» **OBJECTIF FIXÉ**: Reprenez l'entretien avec le président juste après sa dernière phrase et poursuivez-le.

QUESTION.- Vous avez décliné l'invitation d'A 2. Vous n'irez pas mercredi à "l'Heure de Vérité". Pourquoi ?
- LE PRESIDENT.- Il ne faut pas abuser des grands médias. Cela dure depuis maintenant plusieurs mois. Les Français en ont, je le crois, par-dessus la tête. Et ce n'est pas fini ! J'étais jeudi à "Questions à domicile" sur TF1 £ participer à une autre émission le mercredi suivant, c'eût été trop.
- Je ne dédaigne pas A 2 puisque c'est là que j'ai fait ma déclaration de candidature. J'ajoute que cette "Heure de Vérité" aura lieu la veille du jour où sera publié le texte auquel je travaille actuellement. Chaque chose en son temps ! Cela dit, j'ai la plus grande estime pour la qualité professionnelle des journalistes auxquels j'ai dû opposer un refus, mais je trouve normal qu'un candidat soit maître de son emploi du temps et du rythme de ses déclarations.\
QUESTION.- Le sondage de la SOFRES que nous publions par ailleurs montre que les bonnes opinions à votre égard progressent et notamment dans le domaine de la sécurité où, entre 1987 et 1988, elles passent de 38 à 48 %. N'est-ce pas un peu surprenant ?
- LE PRESIDENT.- La sécurité a été assurée avec autant de fermeté avant 1986 qu'après, mais sans doute avec moins d'éclat... de propagande. L'opinion peu à peu s'en rend compte. Quand on a vu les dix-neuf inculpés d'Action directe dans le box, on s'est peut-être souvenu que quinze d'entre eux avaient été arrêtés avant l'arrivée de l'actuel gouvernement.\
QUESTION.- S'agissant du chômage, en revanche, la cote est la plus basse que l'on puisse enregistrer.

» **INFORMATIONS FOURNIES**:
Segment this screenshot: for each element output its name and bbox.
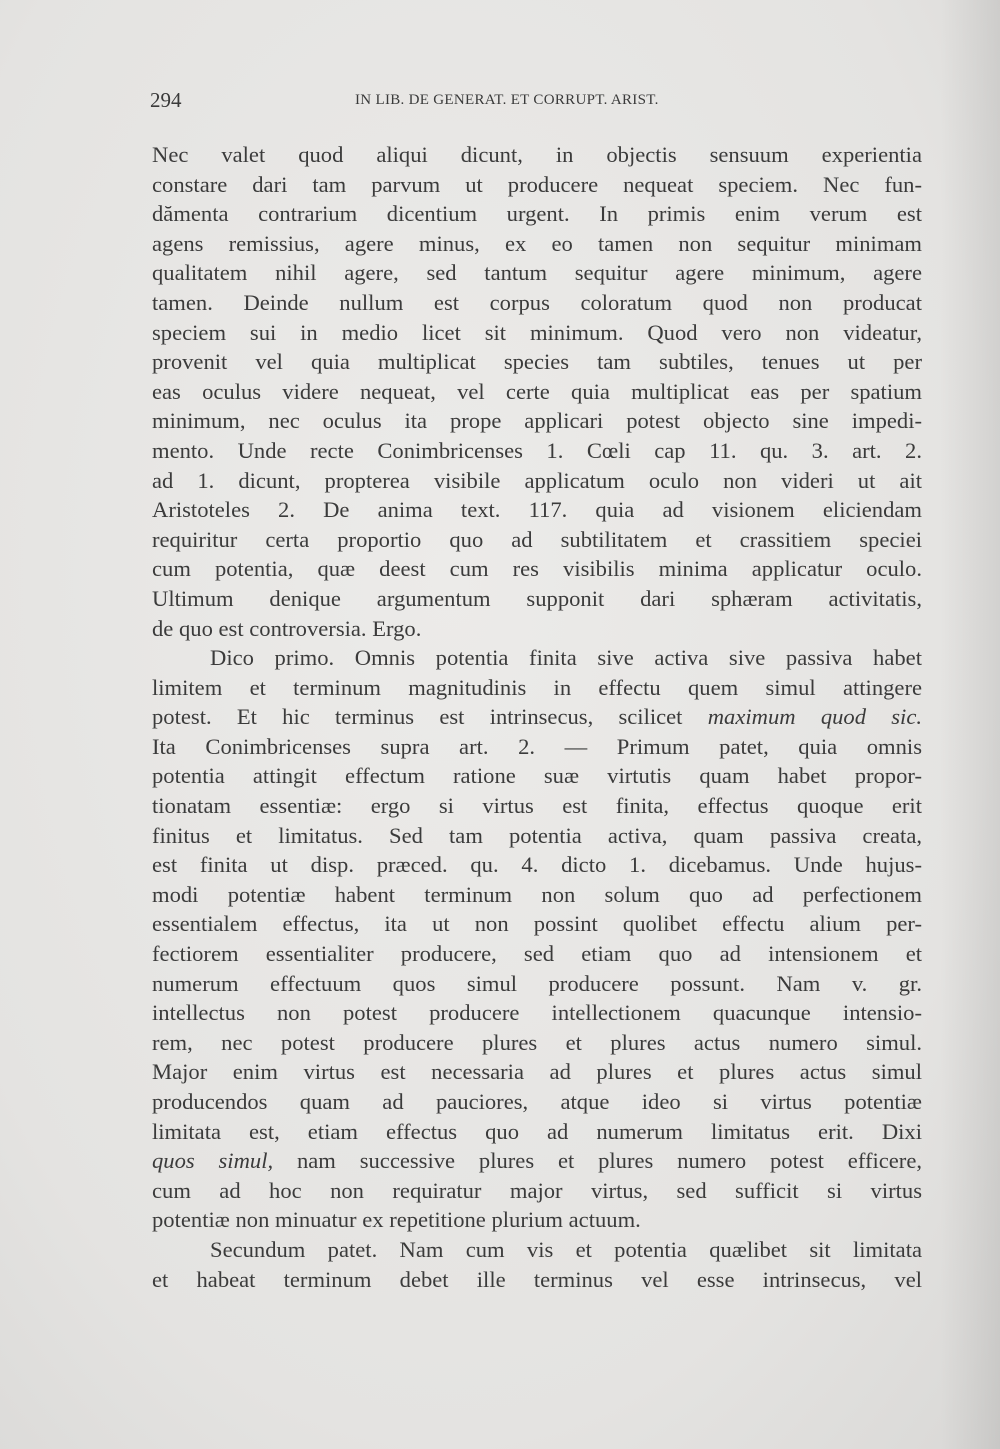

» **RÉPONSE AU PROBLÈME**:
- LE PRESIDENT.- Sur ce point, tous les hommes politiques sont logés à la même enseigne. Dès qu'ils abordent ce sujet, ils rencontrent le scepticisme. Les gens sont acquis à l'idée que le chômage peut être progressivement guéri par une formation des femmes et des hommes mieux adaptée aux nouvelles technologies et par la modernisation de notre appareil industriel. Mais ils pensent avec raison que trop de temps a été perdu. Les pays dont l'industrie a été modernisée connaissent moins de chômage que les autres, quel que soit leur système. C'est vrai pour le Japon, l'Allemagne, les Etats-Unis, mais aussi pour la Suède et l'Autriche. En revanche, les pays qui ont pris du retard dans leur équipement technologique et dans la formation professionnelle sont gravement atteints.
- Les gens sont de plus en plus convaincus que c'est là qu'est la bonne réponse, mais ils ne lavent personne des responsabilités encourues. Et cette appréciation vise au même titre tous les dirigeants qui ont gouverné la France depuis quinze ans.\
QUESTION.- Nous connaissons les pesanteurs de notre système éducatif. Prenons l'exemple des rythmes scolaires. Ils sont très différents de ceux des pays voisins et ne semblent pas les mieux adaptés. Mais est-on capable de les réformer ?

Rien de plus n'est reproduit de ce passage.